Objective –
Each line of the material must be returned exactly.

Provided data –
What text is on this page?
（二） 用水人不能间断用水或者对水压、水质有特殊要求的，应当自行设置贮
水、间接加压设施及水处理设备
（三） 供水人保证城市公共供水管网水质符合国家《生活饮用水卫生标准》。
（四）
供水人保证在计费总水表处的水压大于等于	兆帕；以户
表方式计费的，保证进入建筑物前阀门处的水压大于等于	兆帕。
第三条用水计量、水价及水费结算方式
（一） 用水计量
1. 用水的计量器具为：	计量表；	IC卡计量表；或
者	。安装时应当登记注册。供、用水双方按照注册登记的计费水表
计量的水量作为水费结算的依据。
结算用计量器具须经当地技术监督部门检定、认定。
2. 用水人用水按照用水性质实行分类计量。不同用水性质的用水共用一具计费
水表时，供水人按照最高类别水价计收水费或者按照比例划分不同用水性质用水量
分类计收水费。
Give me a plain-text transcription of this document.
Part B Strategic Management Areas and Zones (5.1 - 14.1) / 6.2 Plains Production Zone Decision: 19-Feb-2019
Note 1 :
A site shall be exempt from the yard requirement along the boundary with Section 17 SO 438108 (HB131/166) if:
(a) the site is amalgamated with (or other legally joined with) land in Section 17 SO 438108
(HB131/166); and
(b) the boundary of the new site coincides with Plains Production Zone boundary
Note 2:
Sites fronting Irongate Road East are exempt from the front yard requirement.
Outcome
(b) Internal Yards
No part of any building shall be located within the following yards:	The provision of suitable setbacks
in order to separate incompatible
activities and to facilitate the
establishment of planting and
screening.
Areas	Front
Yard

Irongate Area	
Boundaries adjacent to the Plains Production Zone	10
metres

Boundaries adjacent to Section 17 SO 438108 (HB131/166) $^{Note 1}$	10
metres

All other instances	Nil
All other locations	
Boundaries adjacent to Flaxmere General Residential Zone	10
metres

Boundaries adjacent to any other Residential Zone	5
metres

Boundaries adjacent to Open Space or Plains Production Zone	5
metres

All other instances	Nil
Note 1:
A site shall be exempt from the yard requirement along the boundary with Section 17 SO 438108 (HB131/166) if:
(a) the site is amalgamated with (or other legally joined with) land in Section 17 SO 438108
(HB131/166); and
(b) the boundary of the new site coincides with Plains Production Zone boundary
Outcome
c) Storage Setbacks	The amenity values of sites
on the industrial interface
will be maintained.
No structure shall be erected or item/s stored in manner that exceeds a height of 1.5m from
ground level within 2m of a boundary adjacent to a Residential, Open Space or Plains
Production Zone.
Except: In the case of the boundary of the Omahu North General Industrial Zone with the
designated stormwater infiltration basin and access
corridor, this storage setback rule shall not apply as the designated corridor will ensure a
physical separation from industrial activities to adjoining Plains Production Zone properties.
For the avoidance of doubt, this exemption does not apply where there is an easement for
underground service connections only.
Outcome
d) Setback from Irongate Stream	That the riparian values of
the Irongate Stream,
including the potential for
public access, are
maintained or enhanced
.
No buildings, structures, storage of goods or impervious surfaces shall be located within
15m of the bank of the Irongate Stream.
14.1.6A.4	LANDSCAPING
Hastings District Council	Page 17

Expected output –
What text is on this page?
（二） 用水人不能间断用水或者对水压、水质有特殊要求的，应当自行设置贮
水、间接加压设施及水处理设备
（三） 供水人保证城市公共供水管网水质符合国家《生活饮用水卫生标准》。
（四）
供水人保证在计费总水表处的水压大于等于	兆帕；以户
表方式计费的，保证进入建筑物前阀门处的水压大于等于	兆帕。
第三条用水计量、水价及水费结算方式
（一） 用水计量
1. 用水的计量器具为：	计量表；	IC卡计量表；或
者	。安装时应当登记注册。供、用水双方按照注册登记的计费水表
计量的水量作为水费结算的依据。
结算用计量器具须经当地技术监督部门检定、认定。
2. 用水人用水按照用水性质实行分类计量。不同用水性质的用水共用一具计费
水表时，供水人按照最高类别水价计收水费或者按照比例划分不同用水性质用水量
分类计收水费。
Give me a plain-text transcription of this document.
Part B Strategic Management Areas and Zones (5.1 - 14.1) / 6.2 Plains Production Zone Decision: 19-Feb-2019
Note 1 :
A site shall be exempt from the yard requirement along the boundary with Section 17 SO 438108 (HB131/166) if:
(a) the site is amalgamated with (or other legally joined with) land in Section 17 SO 438108
(HB131/166); and
(b) the boundary of the new site coincides with Plains Production Zone boundary
Note 2:
Sites fronting Irongate Road East are exempt from the front yard requirement.
Outcome
(b) Internal Yards
No part of any building shall be located within the following yards:	The provision of suitable setbacks
in order to separate incompatible
activities and to facilitate the
establishment of planting and
screening.
Areas	Front
Yard

Irongate Area	
Boundaries adjacent to the Plains Production Zone	10
metres

Boundaries adjacent to Section 17 SO 438108 (HB131/166) $^{Note 1}$	10
metres

All other instances	Nil
All other locations	
Boundaries adjacent to Flaxmere General Residential Zone	10
metres

Boundaries adjacent to any other Residential Zone	5
metres

Boundaries adjacent to Open Space or Plains Production Zone	5
metres

All other instances	Nil
Note 1:
A site shall be exempt from the yard requirement along the boundary with Section 17 SO 438108 (HB131/166) if:
(a) the site is amalgamated with (or other legally joined with) land in Section 17 SO 438108
(HB131/166); and
(b) the boundary of the new site coincides with Plains Production Zone boundary
Outcome
c) Storage Setbacks	The amenity values of sites
on the industrial interface
will be maintained.
No structure shall be erected or item/s stored in manner that exceeds a height of 1.5m from
ground level within 2m of a boundary adjacent to a Residential, Open Space or Plains
Production Zone.
Except: In the case of the boundary of the Omahu North General Industrial Zone with the
designated stormwater infiltration basin and access
corridor, this storage setback rule shall not apply as the designated corridor will ensure a
physical separation from industrial activities to adjoining Plains Production Zone properties.
For the avoidance of doubt, this exemption does not apply where there is an easement for
underground service connections only.
Outcome
d) Setback from Irongate Stream	That the riparian values of
the Irongate Stream,
including the potential for
public access, are
maintained or enhanced
.
No buildings, structures, storage of goods or impervious surfaces shall be located within
15m of the bank of the Irongate Stream.
14.1.6A.4	LANDSCAPING
Hastings District Council	Page 17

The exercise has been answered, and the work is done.